§ **SET TASK**
Each line holding the word "placeholder" counts once; give the total and nothing more.

[Dataset items]
▬▬▬
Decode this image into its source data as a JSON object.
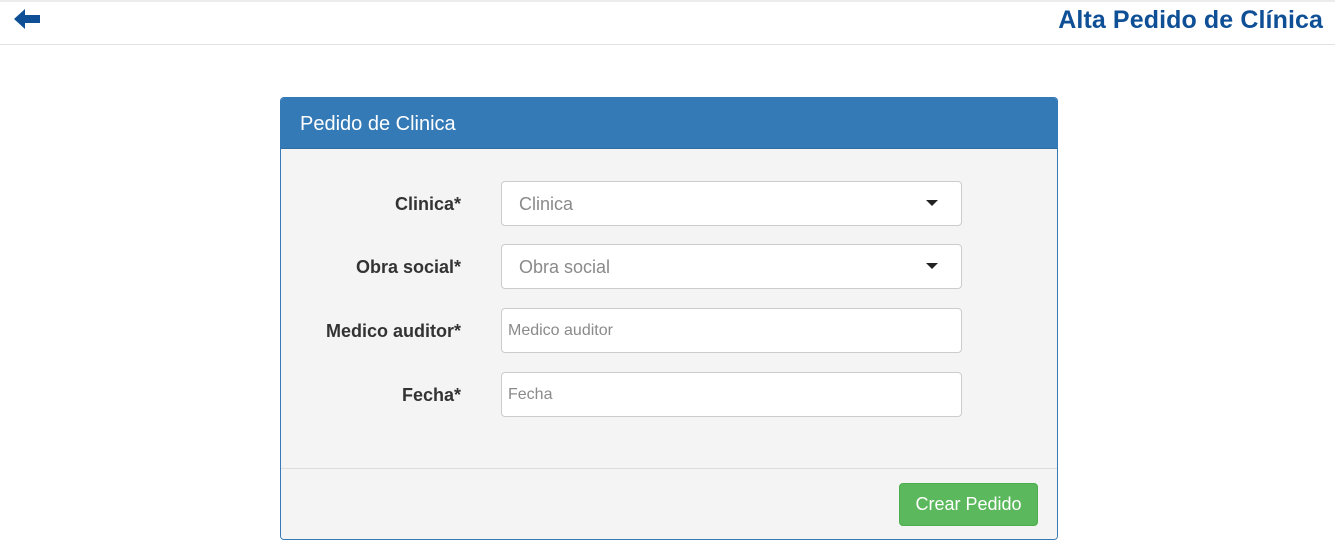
{
  "header": {
    "title": "Alta Pedido de Clínica",
    "back_icon": "arrow-left-icon",
    "title_color": "#0e4f96"
  },
  "panel": {
    "heading": "Pedido de Clinica",
    "heading_color": "#337ab7",
    "fields": {
      "clinica": {
        "label": "Clinica*",
        "placeholder": "Clinica",
        "value": ""
      },
      "obra_social": {
        "label": "Obra social*",
        "placeholder": "Obra social",
        "value": ""
      },
      "medico_auditor": {
        "label": "Medico auditor*",
        "placeholder": "Medico auditor",
        "value": ""
      },
      "fecha": {
        "label": "Fecha*",
        "placeholder": "Fecha",
        "value": ""
      }
    },
    "submit_label": "Crear Pedido",
    "submit_color": "#5cb85c"
  }
}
▬▬▬
§ **RESULT OF THIS EXERCISE**
4